→ **Task goal**
Extract the full set of records that follows, word for word.

Some records:
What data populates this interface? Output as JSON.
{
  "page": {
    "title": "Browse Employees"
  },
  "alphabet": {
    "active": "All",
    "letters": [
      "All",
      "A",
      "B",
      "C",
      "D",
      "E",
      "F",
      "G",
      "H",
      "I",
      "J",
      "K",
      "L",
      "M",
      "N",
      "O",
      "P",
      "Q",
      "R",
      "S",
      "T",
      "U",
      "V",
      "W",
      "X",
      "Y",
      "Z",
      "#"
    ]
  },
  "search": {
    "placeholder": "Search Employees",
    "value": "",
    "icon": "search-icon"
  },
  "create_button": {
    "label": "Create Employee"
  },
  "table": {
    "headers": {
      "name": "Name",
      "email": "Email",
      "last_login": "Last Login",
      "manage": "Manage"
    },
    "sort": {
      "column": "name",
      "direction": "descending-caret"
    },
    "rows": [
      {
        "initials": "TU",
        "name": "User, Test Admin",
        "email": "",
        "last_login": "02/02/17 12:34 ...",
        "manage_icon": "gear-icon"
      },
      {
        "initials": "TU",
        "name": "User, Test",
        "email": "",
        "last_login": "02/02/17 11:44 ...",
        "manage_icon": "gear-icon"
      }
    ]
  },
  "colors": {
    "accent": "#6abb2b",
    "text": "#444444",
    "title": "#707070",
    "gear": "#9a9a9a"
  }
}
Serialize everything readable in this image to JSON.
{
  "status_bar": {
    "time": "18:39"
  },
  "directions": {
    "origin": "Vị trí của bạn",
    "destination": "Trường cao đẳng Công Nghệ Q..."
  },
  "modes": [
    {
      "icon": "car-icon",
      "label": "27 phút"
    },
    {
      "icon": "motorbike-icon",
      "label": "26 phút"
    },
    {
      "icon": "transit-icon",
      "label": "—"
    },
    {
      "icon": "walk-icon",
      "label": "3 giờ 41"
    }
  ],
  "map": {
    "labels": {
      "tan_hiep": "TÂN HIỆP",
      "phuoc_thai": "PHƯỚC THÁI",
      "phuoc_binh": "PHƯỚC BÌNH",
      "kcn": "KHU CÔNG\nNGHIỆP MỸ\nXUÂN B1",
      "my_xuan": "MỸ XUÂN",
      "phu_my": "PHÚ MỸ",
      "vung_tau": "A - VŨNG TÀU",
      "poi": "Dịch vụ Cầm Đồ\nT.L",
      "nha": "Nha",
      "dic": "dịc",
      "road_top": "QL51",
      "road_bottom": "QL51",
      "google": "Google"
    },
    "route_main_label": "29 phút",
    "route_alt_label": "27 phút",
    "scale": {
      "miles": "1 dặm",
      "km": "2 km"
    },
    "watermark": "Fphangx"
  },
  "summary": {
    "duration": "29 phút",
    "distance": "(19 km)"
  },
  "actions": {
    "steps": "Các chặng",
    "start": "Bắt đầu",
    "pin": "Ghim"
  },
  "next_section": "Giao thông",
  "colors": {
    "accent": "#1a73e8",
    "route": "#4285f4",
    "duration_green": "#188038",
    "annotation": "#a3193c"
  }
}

→ **Result of this task**
What data populates this interface? Output as JSON.
{
  "page": {
    "title": "Browse Employees"
  },
  "alphabet": {
    "active": "All",
    "letters": [
      "All",
      "A",
      "B",
      "C",
      "D",
      "E",
      "F",
      "G",
      "H",
      "I",
      "J",
      "K",
      "L",
      "M",
      "N",
      "O",
      "P",
      "Q",
      "R",
      "S",
      "T",
      "U",
      "V",
      "W",
      "X",
      "Y",
      "Z",
      "#"
    ]
  },
  "search": {
    "placeholder": "Search Employees",
    "value": "",
    "icon": "search-icon"
  },
  "create_button": {
    "label": "Create Employee"
  },
  "table": {
    "headers": {
      "name": "Name",
      "email": "Email",
      "last_login": "Last Login",
      "manage": "Manage"
    },
    "sort": {
      "column": "name",
      "direction": "descending-caret"
    },
    "rows": [
      {
        "initials": "TU",
        "name": "User, Test Admin",
        "email": "",
        "last_login": "02/02/17 12:34 ...",
        "manage_icon": "gear-icon"
      },
      {
        "initials": "TU",
        "name": "User, Test",
        "email": "",
        "last_login": "02/02/17 11:44 ...",
        "manage_icon": "gear-icon"
      }
    ]
  },
  "colors": {
    "accent": "#6abb2b",
    "text": "#444444",
    "title": "#707070",
    "gear": "#9a9a9a"
  }
}
Serialize everything readable in this image to JSON.
{
  "status_bar": {
    "time": "18:39"
  },
  "directions": {
    "origin": "Vị trí của bạn",
    "destination": "Trường cao đẳng Công Nghệ Q..."
  },
  "modes": [
    {
      "icon": "car-icon",
      "label": "27 phút"
    },
    {
      "icon": "motorbike-icon",
      "label": "26 phút"
    },
    {
      "icon": "transit-icon",
      "label": "—"
    },
    {
      "icon": "walk-icon",
      "label": "3 giờ 41"
    }
  ],
  "map": {
    "labels": {
      "tan_hiep": "TÂN HIỆP",
      "phuoc_thai": "PHƯỚC THÁI",
      "phuoc_binh": "PHƯỚC BÌNH",
      "kcn": "KHU CÔNG\nNGHIỆP MỸ\nXUÂN B1",
      "my_xuan": "MỸ XUÂN",
      "phu_my": "PHÚ MỸ",
      "vung_tau": "A - VŨNG TÀU",
      "poi": "Dịch vụ Cầm Đồ\nT.L",
      "nha": "Nha",
      "dic": "dịc",
      "road_top": "QL51",
      "road_bottom": "QL51",
      "google": "Google"
    },
    "route_main_label": "29 phút",
    "route_alt_label": "27 phút",
    "scale": {
      "miles": "1 dặm",
      "km": "2 km"
    },
    "watermark": "Fphangx"
  },
  "summary": {
    "duration": "29 phút",
    "distance": "(19 km)"
  },
  "actions": {
    "steps": "Các chặng",
    "start": "Bắt đầu",
    "pin": "Ghim"
  },
  "next_section": "Giao thông",
  "colors": {
    "accent": "#1a73e8",
    "route": "#4285f4",
    "duration_green": "#188038",
    "annotation": "#a3193c"
  }
}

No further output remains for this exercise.